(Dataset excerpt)
::::::
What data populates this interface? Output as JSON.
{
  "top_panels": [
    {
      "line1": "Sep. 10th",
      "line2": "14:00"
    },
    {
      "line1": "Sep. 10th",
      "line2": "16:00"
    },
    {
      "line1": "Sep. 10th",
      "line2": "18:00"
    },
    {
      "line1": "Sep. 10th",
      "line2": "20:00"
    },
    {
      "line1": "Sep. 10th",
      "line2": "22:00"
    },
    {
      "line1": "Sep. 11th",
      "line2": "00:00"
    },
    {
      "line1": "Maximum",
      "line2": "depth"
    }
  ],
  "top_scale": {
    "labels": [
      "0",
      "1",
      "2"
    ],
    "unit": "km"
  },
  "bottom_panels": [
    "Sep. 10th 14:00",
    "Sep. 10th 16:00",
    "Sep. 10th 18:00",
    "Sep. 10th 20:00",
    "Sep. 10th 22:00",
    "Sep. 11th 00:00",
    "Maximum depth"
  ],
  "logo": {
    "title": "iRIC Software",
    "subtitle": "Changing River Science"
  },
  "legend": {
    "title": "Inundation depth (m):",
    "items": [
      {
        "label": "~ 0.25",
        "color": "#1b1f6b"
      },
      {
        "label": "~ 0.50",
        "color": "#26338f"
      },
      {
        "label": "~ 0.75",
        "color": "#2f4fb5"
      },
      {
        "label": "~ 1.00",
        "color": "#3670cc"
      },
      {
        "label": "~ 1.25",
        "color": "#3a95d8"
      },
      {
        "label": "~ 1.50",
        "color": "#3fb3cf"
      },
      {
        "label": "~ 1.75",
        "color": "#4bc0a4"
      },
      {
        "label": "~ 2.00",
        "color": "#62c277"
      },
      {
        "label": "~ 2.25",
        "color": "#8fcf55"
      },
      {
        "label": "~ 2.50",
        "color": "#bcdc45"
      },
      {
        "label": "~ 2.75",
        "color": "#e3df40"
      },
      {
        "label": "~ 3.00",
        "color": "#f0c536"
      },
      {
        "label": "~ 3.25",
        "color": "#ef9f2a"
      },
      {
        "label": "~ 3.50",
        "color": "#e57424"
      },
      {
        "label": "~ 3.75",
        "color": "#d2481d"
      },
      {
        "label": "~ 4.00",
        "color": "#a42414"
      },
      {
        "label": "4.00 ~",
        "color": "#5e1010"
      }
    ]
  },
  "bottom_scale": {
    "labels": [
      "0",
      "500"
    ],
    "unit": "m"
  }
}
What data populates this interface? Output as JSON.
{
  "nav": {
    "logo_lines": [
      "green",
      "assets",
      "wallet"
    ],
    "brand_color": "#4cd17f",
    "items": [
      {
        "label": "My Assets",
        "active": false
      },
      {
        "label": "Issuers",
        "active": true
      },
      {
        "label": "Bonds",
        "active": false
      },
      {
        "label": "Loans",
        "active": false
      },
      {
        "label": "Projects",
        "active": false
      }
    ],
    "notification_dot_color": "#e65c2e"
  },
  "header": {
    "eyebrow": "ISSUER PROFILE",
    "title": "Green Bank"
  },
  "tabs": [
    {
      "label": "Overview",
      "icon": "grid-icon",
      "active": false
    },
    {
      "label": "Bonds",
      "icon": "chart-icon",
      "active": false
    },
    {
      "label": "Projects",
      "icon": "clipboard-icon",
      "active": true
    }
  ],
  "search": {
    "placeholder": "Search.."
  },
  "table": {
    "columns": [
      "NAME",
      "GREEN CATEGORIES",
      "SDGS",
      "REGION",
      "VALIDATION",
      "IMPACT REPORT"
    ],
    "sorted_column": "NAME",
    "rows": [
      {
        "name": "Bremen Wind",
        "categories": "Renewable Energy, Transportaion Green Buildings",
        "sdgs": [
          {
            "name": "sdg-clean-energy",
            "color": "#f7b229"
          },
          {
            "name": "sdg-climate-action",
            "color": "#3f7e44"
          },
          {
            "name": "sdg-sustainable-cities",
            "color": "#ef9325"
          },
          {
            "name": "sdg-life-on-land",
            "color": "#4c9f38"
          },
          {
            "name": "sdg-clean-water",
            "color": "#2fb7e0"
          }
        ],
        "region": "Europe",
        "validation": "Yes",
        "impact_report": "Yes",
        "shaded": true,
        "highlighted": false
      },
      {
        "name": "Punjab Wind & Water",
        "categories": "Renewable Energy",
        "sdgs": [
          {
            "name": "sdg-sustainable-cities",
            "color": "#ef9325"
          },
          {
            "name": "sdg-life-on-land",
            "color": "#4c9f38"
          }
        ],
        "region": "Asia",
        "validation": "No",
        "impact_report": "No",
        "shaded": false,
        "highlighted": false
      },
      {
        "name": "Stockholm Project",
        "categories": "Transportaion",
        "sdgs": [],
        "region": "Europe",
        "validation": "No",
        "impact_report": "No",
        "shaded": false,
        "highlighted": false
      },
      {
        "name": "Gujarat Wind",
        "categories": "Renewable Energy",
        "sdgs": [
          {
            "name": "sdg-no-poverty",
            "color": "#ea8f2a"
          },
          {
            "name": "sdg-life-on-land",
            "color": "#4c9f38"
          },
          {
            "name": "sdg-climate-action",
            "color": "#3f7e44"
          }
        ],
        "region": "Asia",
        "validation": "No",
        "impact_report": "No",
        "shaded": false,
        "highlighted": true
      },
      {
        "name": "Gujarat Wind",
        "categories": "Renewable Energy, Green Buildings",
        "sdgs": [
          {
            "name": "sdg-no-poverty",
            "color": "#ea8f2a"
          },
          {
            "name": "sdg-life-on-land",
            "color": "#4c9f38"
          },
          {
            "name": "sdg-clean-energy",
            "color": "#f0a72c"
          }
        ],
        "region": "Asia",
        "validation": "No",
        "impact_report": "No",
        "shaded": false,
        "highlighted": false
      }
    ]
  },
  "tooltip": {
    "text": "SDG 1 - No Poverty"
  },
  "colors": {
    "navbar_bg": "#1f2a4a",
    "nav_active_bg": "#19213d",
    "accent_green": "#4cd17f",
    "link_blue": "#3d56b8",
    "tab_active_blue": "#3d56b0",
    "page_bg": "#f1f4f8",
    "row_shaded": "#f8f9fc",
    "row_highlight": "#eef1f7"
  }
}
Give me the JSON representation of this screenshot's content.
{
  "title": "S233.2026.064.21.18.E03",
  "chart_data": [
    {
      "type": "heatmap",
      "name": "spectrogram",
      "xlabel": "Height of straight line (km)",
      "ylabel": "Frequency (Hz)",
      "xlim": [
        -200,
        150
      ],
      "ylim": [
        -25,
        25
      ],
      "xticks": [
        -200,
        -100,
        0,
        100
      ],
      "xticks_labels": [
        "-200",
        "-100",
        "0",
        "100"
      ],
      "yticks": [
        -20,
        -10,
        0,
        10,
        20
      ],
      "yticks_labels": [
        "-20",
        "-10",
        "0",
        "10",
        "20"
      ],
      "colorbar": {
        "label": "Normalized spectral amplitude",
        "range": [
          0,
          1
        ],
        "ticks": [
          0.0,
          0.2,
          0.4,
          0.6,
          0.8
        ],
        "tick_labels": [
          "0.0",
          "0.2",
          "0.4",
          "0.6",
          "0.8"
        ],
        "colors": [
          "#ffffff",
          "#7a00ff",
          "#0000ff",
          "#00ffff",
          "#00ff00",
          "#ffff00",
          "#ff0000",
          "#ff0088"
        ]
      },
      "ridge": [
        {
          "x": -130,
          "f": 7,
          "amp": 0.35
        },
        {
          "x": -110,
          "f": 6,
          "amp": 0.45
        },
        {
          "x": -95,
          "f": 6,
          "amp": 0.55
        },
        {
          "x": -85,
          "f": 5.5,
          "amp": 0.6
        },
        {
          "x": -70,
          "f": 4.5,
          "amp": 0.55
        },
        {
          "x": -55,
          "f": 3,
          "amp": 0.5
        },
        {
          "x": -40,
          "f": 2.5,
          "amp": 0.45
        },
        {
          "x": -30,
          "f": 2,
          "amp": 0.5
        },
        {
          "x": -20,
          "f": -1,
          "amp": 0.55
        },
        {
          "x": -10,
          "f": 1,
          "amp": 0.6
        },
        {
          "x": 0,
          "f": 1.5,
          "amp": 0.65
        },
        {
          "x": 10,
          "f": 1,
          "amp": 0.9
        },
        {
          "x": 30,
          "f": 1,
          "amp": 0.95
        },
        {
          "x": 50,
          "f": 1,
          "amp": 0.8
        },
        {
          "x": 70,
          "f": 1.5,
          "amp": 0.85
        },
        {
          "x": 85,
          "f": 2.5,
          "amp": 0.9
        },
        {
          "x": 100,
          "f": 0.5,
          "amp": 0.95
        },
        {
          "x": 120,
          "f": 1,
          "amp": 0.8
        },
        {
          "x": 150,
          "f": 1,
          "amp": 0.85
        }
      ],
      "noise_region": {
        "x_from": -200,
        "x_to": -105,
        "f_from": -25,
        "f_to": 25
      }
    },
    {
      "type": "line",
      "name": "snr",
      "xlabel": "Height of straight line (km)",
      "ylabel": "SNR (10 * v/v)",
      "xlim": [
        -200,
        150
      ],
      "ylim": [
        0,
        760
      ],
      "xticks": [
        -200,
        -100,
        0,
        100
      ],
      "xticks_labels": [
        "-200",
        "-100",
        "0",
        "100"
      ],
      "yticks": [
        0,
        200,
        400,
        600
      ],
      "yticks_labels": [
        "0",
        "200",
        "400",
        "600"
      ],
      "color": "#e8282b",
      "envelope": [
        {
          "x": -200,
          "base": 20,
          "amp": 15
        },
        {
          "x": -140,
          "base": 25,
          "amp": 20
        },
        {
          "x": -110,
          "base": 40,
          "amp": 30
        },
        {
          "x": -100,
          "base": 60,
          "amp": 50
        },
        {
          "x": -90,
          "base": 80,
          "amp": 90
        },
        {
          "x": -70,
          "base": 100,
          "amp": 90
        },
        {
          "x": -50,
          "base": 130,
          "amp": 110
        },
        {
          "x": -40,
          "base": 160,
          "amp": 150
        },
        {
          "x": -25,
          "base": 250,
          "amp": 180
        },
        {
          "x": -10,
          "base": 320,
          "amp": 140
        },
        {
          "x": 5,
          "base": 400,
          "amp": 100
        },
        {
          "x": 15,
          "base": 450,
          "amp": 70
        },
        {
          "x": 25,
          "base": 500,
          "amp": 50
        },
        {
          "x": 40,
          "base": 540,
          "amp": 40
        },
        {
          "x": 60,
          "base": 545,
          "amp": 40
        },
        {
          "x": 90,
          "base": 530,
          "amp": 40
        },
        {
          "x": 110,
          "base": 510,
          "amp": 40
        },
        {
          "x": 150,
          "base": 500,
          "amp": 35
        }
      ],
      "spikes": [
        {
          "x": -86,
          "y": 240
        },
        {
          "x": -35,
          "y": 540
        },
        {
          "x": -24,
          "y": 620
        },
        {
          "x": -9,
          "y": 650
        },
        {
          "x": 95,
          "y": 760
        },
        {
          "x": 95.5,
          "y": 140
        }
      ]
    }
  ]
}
::::::
**Written problem**. Search the data for "depth". Copy every line that has it.

**Response to this exercise**.
      "line2": "depth"
    "Maximum depth"
    "title": "Inundation depth (m):",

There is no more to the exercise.